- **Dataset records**
★ ★ ★ ★ ★ ★ ★

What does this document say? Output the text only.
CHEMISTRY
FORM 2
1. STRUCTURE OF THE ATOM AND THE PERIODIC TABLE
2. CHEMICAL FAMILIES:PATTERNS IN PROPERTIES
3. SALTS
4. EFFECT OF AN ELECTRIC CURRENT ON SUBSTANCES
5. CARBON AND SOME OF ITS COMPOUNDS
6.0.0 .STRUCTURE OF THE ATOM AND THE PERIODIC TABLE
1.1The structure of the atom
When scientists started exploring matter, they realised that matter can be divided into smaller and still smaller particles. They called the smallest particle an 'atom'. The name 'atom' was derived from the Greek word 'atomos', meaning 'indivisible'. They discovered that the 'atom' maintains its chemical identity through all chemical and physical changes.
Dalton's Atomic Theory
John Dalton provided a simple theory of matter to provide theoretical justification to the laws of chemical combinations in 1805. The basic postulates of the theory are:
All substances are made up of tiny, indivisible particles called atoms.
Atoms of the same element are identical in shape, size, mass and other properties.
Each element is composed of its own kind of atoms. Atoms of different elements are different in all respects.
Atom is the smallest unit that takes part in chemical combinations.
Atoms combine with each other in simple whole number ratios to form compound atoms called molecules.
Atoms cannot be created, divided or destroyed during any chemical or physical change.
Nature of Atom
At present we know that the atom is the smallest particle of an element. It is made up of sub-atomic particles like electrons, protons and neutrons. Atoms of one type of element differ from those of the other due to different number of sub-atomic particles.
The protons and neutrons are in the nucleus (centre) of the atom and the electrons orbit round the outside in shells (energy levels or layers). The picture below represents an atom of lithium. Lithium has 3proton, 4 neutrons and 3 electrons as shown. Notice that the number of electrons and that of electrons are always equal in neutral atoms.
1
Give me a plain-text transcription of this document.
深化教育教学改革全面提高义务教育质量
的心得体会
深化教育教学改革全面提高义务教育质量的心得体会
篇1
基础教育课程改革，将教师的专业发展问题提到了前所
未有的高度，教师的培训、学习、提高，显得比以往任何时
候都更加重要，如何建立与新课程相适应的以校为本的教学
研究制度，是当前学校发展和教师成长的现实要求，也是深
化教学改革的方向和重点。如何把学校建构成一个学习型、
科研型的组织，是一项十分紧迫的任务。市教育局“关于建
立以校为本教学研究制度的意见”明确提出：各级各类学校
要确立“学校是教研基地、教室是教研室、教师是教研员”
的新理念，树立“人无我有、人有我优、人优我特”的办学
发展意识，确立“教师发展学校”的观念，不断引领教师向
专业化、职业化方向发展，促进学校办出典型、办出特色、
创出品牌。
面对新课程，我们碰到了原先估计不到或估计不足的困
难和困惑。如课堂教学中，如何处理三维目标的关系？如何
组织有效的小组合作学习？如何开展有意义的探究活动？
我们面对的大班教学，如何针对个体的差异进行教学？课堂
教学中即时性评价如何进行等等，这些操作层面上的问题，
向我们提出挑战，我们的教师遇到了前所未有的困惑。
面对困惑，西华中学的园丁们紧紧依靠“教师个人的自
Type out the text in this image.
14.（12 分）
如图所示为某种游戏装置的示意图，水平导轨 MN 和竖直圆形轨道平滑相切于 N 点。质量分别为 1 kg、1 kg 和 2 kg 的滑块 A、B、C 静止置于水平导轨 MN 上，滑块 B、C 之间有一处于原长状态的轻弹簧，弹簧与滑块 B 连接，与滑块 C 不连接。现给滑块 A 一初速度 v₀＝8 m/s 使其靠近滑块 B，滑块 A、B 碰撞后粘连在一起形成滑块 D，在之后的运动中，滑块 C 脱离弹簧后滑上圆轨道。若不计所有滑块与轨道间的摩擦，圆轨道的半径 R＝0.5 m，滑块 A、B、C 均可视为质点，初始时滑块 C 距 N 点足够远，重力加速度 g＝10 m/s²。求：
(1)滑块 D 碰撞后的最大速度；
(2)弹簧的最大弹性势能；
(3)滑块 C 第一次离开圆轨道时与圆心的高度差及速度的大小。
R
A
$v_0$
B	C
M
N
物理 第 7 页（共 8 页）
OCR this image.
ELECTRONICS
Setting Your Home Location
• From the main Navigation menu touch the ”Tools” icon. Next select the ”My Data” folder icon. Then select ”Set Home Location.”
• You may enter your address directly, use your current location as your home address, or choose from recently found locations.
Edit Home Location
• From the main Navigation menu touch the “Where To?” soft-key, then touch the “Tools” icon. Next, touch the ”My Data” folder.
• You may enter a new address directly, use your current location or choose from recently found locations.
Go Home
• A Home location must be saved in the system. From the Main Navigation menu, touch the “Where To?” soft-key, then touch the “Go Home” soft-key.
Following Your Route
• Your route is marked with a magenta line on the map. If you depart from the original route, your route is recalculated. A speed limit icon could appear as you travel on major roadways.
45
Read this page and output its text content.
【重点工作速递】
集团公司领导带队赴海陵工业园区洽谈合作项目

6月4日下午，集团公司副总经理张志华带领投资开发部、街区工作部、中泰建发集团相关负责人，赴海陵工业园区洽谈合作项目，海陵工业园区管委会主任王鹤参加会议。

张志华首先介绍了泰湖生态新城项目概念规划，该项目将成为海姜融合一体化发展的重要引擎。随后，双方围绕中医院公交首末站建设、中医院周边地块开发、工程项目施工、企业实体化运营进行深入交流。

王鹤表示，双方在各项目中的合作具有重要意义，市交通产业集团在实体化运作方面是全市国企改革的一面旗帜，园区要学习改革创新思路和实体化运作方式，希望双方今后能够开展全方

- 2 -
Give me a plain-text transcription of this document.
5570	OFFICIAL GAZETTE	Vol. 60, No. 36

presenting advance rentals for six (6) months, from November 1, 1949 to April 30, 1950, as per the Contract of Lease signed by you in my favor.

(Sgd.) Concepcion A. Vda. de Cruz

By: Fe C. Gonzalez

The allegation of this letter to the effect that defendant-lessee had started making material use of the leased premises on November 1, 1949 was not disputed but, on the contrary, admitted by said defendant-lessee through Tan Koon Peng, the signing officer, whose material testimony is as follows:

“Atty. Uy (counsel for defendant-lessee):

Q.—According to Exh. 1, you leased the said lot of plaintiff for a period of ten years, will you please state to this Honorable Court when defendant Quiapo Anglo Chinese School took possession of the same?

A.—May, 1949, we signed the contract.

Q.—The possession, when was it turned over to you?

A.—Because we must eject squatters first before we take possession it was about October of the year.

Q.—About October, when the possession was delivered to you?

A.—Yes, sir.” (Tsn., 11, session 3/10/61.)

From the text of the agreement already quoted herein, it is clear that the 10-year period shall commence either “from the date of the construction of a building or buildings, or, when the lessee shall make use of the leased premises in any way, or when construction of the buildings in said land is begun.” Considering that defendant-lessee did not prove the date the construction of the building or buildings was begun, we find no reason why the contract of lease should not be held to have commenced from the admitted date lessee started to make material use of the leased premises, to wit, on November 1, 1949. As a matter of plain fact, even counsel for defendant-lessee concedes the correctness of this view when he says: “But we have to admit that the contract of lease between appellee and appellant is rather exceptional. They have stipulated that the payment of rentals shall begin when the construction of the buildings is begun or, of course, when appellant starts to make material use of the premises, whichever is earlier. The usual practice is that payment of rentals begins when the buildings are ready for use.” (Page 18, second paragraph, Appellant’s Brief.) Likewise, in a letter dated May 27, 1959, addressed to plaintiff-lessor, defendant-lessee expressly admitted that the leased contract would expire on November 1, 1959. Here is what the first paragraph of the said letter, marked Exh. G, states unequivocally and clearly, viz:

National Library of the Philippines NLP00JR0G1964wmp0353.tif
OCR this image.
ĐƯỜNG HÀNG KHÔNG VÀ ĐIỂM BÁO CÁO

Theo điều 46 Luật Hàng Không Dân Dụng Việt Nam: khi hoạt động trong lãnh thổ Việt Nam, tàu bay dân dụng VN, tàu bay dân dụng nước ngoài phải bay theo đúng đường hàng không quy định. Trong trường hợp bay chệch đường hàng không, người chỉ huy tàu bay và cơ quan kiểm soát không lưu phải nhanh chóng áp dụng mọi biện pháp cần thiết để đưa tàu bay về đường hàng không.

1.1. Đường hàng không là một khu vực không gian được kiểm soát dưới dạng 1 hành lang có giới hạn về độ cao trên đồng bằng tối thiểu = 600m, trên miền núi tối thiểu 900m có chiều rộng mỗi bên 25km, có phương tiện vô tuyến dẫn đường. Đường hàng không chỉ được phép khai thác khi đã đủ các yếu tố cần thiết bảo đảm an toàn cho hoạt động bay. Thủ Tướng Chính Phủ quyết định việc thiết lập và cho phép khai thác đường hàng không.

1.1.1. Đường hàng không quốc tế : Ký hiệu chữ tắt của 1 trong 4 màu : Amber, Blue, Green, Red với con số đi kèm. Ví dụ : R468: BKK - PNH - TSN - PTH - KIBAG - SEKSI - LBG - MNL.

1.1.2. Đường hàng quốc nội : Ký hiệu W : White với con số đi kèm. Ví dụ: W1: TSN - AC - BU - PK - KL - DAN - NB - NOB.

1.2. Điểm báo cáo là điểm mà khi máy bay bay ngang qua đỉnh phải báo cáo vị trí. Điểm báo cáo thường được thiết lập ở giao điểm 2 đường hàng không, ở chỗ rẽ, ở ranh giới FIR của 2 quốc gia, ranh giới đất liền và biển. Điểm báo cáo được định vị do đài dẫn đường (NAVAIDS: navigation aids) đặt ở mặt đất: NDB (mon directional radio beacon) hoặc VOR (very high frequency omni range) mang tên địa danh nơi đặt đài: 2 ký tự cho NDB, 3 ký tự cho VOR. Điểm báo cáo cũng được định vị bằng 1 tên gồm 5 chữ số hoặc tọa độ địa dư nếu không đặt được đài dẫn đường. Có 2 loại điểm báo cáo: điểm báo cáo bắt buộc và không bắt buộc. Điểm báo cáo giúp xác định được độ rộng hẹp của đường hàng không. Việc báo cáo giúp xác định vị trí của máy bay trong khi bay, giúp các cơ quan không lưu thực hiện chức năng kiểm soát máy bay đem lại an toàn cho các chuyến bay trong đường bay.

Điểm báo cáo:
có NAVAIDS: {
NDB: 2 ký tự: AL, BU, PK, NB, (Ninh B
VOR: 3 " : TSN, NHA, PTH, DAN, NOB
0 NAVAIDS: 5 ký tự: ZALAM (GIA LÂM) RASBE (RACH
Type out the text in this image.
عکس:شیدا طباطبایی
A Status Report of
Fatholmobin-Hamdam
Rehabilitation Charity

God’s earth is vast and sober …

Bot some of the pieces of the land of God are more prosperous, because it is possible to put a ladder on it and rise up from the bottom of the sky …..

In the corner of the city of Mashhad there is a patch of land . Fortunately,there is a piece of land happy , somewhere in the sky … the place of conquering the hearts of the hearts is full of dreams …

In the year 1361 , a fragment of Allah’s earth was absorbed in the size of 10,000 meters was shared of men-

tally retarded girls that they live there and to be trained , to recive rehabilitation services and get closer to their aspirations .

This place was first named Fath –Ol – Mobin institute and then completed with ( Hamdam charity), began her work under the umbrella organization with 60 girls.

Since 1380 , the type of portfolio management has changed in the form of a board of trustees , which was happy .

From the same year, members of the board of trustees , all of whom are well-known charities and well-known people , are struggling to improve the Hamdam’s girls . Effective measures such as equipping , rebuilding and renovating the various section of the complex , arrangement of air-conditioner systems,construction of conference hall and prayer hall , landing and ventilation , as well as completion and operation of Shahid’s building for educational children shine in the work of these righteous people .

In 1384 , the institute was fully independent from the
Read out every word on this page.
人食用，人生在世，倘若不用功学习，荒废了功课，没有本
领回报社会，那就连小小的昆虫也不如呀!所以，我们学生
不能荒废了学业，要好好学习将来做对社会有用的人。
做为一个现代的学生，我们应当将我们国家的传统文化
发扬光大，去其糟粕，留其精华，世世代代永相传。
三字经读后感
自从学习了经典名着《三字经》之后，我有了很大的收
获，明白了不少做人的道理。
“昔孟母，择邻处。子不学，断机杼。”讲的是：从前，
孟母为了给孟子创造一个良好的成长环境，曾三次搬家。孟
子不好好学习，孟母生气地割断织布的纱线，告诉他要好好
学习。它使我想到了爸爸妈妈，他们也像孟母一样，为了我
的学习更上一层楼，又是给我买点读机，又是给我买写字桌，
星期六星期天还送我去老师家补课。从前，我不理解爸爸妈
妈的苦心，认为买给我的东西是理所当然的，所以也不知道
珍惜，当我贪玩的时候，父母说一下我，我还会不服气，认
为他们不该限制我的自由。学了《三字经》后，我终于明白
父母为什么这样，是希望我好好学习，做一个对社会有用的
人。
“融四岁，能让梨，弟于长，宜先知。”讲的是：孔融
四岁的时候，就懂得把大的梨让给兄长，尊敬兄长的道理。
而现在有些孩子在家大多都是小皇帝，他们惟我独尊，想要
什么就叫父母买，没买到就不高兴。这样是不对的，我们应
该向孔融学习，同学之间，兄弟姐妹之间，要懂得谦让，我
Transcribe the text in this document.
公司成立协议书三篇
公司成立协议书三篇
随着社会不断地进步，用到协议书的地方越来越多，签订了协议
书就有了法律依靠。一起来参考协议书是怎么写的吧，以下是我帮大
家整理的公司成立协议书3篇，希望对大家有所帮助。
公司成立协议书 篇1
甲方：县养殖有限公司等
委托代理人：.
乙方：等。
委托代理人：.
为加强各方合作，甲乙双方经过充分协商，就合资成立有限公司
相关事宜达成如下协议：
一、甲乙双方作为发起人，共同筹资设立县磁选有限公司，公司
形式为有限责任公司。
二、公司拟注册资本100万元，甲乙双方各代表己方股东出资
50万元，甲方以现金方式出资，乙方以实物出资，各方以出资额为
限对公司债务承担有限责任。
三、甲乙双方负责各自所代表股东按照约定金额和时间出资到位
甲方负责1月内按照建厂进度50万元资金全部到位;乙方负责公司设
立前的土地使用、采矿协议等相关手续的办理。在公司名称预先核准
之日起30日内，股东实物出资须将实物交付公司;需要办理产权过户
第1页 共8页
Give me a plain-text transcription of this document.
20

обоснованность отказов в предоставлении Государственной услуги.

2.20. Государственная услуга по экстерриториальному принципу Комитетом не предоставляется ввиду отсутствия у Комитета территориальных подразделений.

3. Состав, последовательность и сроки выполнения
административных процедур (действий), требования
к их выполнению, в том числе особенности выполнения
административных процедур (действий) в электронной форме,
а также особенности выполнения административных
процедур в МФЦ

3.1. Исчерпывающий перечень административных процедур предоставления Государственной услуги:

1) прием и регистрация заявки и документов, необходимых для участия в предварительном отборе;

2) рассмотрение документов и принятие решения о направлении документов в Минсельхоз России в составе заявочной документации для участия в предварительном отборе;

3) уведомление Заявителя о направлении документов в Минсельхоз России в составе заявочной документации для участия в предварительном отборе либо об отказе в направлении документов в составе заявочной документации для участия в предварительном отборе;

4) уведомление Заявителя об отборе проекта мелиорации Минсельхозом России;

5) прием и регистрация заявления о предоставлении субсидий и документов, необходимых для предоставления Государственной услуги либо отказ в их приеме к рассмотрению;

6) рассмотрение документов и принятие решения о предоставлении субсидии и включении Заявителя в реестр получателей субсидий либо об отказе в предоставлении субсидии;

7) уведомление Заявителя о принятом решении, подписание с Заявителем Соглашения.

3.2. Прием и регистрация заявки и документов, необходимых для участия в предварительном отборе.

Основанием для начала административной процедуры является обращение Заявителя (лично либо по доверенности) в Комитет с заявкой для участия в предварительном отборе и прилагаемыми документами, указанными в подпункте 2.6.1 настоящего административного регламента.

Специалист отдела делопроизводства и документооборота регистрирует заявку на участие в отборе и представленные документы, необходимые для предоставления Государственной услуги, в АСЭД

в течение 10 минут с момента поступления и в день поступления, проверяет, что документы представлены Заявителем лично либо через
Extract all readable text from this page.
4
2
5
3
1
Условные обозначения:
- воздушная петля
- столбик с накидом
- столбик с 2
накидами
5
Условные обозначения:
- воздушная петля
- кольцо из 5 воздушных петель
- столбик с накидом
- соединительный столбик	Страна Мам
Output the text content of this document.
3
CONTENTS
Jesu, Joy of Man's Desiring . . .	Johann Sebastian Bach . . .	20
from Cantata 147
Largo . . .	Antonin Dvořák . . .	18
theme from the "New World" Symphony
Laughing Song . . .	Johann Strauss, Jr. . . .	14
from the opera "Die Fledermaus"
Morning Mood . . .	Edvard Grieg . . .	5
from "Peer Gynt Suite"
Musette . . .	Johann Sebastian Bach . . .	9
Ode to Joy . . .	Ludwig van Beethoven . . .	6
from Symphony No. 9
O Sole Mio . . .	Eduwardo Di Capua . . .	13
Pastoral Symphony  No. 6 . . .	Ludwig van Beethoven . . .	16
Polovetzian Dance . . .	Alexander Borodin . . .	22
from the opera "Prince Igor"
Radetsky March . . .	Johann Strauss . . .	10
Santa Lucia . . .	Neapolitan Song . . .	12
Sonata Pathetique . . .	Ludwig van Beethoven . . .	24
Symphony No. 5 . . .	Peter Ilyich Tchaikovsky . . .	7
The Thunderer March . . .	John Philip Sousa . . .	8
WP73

★ ★ ★ ★ ★ ★ ★

- **Problem requirements**
Using the listing, collect all lines in which the string "выполнения" is found.

- **Correct output**
3. Состав, последовательность и сроки выполнения
к их выполнению, в том числе особенности выполнения
а также особенности выполнения административных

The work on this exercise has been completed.